## BEGIN

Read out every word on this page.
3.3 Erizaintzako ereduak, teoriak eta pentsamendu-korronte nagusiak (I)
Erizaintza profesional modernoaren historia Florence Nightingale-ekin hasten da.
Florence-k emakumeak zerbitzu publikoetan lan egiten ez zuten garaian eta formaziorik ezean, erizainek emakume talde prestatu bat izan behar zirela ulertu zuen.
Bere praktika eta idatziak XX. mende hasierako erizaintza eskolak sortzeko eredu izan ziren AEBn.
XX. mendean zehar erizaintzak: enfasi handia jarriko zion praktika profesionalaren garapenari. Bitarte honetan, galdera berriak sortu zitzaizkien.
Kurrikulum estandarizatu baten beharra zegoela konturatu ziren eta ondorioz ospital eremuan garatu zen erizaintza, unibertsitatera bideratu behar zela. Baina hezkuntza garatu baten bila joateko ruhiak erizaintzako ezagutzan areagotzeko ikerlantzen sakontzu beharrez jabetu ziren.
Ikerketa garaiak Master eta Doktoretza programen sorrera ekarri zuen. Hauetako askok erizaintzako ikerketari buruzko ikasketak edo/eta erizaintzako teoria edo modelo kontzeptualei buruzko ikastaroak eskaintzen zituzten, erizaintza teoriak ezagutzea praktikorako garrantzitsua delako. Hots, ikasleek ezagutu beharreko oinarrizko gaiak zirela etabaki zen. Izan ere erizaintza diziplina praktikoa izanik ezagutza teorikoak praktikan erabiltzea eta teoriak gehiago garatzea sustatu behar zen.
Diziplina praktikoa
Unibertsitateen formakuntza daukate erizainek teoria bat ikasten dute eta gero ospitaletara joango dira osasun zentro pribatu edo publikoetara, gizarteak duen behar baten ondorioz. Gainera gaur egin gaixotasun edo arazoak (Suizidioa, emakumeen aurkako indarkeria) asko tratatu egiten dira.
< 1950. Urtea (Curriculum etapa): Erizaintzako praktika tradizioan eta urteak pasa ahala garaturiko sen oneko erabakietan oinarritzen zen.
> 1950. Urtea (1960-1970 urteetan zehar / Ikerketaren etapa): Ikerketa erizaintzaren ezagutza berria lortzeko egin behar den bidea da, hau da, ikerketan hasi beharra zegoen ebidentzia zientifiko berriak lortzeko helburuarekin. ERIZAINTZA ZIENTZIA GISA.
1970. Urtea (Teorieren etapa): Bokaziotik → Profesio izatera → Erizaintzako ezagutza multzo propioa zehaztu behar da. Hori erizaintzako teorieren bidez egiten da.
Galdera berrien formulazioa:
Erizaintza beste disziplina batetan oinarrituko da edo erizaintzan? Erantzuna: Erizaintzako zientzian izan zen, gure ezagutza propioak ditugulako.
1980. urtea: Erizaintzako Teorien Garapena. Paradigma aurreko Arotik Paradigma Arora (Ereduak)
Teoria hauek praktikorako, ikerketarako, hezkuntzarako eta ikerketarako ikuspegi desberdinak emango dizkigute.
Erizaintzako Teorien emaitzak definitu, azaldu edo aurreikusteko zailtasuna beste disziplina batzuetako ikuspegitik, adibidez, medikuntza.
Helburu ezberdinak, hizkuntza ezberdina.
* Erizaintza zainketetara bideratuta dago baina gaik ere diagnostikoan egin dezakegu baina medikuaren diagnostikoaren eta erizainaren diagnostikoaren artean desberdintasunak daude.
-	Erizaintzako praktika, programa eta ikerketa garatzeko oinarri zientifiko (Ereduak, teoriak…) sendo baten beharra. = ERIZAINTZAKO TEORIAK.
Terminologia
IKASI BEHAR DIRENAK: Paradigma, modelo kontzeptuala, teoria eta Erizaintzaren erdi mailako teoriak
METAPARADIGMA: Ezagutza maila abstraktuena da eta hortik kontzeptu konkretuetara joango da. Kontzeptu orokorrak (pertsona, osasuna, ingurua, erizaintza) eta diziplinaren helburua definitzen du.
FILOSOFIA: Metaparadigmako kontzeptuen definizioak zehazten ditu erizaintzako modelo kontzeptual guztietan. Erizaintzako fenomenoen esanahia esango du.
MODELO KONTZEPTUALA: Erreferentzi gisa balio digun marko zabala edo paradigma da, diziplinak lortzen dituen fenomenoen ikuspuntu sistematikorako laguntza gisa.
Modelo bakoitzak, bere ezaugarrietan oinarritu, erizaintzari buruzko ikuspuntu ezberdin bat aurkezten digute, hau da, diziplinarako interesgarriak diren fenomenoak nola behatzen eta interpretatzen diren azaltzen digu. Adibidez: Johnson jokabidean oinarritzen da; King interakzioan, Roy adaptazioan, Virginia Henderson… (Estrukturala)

## END

• What is being asked: Write the complete data out, exactly as above.

• Task output:
Read out every word on this page.
3.3 Erizaintzako ereduak, teoriak eta pentsamendu-korronte nagusiak (I)
Erizaintza profesional modernoaren historia Florence Nightingale-ekin hasten da.
Florence-k emakumeak zerbitzu publikoetan lan egiten ez zuten garaian eta formaziorik ezean, erizainek emakume talde prestatu bat izan behar zirela ulertu zuen.
Bere praktika eta idatziak XX. mende hasierako erizaintza eskolak sortzeko eredu izan ziren AEBn.
XX. mendean zehar erizaintzak: enfasi handia jarriko zion praktika profesionalaren garapenari. Bitarte honetan, galdera berriak sortu zitzaizkien.
Kurrikulum estandarizatu baten beharra zegoela konturatu ziren eta ondorioz ospital eremuan garatu zen erizaintza, unibertsitatera bideratu behar zela. Baina hezkuntza garatu baten bila joateko ruhiak erizaintzako ezagutzan areagotzeko ikerlantzen sakontzu beharrez jabetu ziren.
Ikerketa garaiak Master eta Doktoretza programen sorrera ekarri zuen. Hauetako askok erizaintzako ikerketari buruzko ikasketak edo/eta erizaintzako teoria edo modelo kontzeptualei buruzko ikastaroak eskaintzen zituzten, erizaintza teoriak ezagutzea praktikorako garrantzitsua delako. Hots, ikasleek ezagutu beharreko oinarrizko gaiak zirela etabaki zen. Izan ere erizaintza diziplina praktikoa izanik ezagutza teorikoak praktikan erabiltzea eta teoriak gehiago garatzea sustatu behar zen.
Diziplina praktikoa
Unibertsitateen formakuntza daukate erizainek teoria bat ikasten dute eta gero ospitaletara joango dira osasun zentro pribatu edo publikoetara, gizarteak duen behar baten ondorioz. Gainera gaur egin gaixotasun edo arazoak (Suizidioa, emakumeen aurkako indarkeria) asko tratatu egiten dira.
< 1950. Urtea (Curriculum etapa): Erizaintzako praktika tradizioan eta urteak pasa ahala garaturiko sen oneko erabakietan oinarritzen zen.
> 1950. Urtea (1960-1970 urteetan zehar / Ikerketaren etapa): Ikerketa erizaintzaren ezagutza berria lortzeko egin behar den bidea da, hau da, ikerketan hasi beharra zegoen ebidentzia zientifiko berriak lortzeko helburuarekin. ERIZAINTZA ZIENTZIA GISA.
1970. Urtea (Teorieren etapa): Bokaziotik → Profesio izatera → Erizaintzako ezagutza multzo propioa zehaztu behar da. Hori erizaintzako teorieren bidez egiten da.
Galdera berrien formulazioa:
Erizaintza beste disziplina batetan oinarrituko da edo erizaintzan? Erantzuna: Erizaintzako zientzian izan zen, gure ezagutza propioak ditugulako.
1980. urtea: Erizaintzako Teorien Garapena. Paradigma aurreko Arotik Paradigma Arora (Ereduak)
Teoria hauek praktikorako, ikerketarako, hezkuntzarako eta ikerketarako ikuspegi desberdinak emango dizkigute.
Erizaintzako Teorien emaitzak definitu, azaldu edo aurreikusteko zailtasuna beste disziplina batzuetako ikuspegitik, adibidez, medikuntza.
Helburu ezberdinak, hizkuntza ezberdina.
* Erizaintza zainketetara bideratuta dago baina gaik ere diagnostikoan egin dezakegu baina medikuaren diagnostikoaren eta erizainaren diagnostikoaren artean desberdintasunak daude.
-	Erizaintzako praktika, programa eta ikerketa garatzeko oinarri zientifiko (Ereduak, teoriak…) sendo baten beharra. = ERIZAINTZAKO TEORIAK.
Terminologia
IKASI BEHAR DIRENAK: Paradigma, modelo kontzeptuala, teoria eta Erizaintzaren erdi mailako teoriak
METAPARADIGMA: Ezagutza maila abstraktuena da eta hortik kontzeptu konkretuetara joango da. Kontzeptu orokorrak (pertsona, osasuna, ingurua, erizaintza) eta diziplinaren helburua definitzen du.
FILOSOFIA: Metaparadigmako kontzeptuen definizioak zehazten ditu erizaintzako modelo kontzeptual guztietan. Erizaintzako fenomenoen esanahia esango du.
MODELO KONTZEPTUALA: Erreferentzi gisa balio digun marko zabala edo paradigma da, diziplinak lortzen dituen fenomenoen ikuspuntu sistematikorako laguntza gisa.
Modelo bakoitzak, bere ezaugarrietan oinarritu, erizaintzari buruzko ikuspuntu ezberdin bat aurkezten digute, hau da, diziplinarako interesgarriak diren fenomenoak nola behatzen eta interpretatzen diren azaltzen digu. Adibidez: Johnson jokabidean oinarritzen da; King interakzioan, Roy adaptazioan, Virginia Henderson… (Estrukturala)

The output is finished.